Structured figure records
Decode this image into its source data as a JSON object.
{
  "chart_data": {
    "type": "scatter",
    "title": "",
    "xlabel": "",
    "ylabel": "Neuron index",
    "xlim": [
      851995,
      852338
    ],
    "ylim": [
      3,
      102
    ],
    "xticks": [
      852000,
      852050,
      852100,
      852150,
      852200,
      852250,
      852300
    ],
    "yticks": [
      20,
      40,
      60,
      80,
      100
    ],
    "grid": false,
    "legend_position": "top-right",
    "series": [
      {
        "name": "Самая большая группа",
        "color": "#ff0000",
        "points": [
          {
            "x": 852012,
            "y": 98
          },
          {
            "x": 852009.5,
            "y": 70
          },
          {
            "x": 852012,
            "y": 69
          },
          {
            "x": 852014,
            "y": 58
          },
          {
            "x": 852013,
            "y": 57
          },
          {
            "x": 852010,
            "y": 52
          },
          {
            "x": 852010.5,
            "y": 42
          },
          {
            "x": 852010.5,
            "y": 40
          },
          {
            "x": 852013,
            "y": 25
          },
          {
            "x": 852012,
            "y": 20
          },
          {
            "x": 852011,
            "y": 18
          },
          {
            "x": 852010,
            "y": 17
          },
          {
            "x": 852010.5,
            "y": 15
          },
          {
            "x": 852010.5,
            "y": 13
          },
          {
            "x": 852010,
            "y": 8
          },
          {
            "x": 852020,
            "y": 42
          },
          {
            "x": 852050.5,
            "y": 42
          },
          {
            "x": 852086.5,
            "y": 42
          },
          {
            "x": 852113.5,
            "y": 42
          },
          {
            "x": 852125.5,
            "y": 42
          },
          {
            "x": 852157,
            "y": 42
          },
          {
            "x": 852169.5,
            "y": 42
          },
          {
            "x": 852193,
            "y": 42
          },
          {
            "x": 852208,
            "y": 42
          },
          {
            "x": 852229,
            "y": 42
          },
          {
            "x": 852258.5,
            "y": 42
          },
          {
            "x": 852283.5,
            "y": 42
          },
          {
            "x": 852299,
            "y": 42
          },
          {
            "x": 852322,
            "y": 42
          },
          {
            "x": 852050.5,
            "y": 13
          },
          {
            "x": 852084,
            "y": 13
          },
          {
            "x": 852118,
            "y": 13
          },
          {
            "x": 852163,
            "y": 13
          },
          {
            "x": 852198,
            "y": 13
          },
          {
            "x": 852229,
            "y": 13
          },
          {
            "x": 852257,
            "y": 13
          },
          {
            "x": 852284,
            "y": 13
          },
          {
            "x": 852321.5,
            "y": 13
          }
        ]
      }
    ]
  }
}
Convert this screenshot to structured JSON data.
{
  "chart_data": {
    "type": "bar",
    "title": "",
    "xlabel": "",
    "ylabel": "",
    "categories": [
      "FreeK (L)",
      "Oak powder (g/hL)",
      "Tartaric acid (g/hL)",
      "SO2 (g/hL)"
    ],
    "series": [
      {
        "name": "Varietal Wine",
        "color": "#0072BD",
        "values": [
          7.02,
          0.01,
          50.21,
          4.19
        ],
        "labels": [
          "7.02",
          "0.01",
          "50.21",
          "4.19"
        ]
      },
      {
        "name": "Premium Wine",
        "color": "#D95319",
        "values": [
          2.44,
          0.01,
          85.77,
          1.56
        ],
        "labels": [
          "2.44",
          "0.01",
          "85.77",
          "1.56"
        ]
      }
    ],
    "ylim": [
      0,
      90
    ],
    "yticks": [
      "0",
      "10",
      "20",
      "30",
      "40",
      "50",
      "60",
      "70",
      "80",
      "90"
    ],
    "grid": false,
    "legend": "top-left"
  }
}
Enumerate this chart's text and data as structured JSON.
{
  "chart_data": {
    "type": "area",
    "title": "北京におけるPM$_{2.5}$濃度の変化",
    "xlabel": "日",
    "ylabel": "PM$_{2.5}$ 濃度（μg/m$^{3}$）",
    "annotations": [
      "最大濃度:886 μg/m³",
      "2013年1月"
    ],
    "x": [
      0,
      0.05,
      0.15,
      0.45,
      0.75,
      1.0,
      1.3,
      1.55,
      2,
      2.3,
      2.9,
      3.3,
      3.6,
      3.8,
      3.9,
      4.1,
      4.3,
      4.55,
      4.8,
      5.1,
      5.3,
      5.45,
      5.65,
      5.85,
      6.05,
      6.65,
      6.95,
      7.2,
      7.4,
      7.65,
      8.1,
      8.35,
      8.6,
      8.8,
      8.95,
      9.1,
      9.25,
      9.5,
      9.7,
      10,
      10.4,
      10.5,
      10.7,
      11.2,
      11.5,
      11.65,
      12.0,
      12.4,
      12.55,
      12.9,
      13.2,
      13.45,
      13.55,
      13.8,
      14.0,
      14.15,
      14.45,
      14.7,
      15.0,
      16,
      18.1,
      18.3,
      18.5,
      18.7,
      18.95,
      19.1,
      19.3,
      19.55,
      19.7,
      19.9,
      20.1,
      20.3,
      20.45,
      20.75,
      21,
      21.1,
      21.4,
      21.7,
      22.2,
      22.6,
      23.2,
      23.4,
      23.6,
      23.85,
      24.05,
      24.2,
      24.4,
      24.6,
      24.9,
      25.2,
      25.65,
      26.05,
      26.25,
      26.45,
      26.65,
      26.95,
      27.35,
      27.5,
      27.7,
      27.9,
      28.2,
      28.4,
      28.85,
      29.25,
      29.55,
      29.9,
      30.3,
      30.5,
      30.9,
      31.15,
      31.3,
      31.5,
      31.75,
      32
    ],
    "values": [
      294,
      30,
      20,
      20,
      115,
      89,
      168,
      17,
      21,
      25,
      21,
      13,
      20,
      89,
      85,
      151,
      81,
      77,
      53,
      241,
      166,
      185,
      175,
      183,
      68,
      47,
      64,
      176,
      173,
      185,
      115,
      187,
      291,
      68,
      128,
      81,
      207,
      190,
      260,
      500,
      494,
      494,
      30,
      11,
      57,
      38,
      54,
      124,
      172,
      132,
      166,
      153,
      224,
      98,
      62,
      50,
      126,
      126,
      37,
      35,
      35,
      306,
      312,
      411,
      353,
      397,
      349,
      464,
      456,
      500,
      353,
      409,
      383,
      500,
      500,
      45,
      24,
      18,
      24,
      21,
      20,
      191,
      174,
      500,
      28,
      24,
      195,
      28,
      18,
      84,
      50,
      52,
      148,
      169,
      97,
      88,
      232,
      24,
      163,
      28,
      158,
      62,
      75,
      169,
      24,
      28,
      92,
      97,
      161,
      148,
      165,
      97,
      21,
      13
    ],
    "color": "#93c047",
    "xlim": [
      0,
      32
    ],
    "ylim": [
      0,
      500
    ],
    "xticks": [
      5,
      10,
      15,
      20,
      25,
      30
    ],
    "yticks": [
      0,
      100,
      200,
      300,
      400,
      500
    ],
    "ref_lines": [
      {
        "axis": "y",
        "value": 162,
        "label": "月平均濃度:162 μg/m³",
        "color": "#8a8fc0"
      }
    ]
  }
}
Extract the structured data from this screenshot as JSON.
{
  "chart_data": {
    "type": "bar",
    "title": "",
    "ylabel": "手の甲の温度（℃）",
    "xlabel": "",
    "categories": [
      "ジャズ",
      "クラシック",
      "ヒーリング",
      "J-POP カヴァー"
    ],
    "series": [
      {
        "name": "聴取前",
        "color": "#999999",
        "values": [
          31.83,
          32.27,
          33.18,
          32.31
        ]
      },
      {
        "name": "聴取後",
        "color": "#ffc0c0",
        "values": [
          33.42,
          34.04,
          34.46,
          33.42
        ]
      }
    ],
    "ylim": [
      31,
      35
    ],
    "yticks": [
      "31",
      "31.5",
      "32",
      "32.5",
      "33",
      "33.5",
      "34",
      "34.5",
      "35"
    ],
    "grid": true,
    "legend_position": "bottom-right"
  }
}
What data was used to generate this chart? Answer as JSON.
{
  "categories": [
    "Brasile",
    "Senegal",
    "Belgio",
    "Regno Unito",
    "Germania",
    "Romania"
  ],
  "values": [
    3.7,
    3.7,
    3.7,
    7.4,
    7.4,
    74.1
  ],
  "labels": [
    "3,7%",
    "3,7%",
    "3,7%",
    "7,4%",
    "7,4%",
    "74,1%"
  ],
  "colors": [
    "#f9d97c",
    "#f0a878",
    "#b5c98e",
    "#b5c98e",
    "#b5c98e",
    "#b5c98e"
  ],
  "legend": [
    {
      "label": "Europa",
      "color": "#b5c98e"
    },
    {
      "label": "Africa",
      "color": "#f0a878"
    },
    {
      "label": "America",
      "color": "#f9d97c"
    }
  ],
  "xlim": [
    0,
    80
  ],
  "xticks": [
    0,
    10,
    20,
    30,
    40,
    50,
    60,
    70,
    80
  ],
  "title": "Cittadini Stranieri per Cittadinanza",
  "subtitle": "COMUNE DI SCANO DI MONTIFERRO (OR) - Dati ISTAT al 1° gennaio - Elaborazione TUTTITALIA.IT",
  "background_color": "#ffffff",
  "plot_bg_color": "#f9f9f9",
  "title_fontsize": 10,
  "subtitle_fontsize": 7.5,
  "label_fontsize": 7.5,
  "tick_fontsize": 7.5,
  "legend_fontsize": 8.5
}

▶ [Goal]:
Where a line in the material contains "screenshot", copy that line.

▶ [Output for this exercise]:
Convert this screenshot to structured JSON data.
Extract the structured data from this screenshot as JSON.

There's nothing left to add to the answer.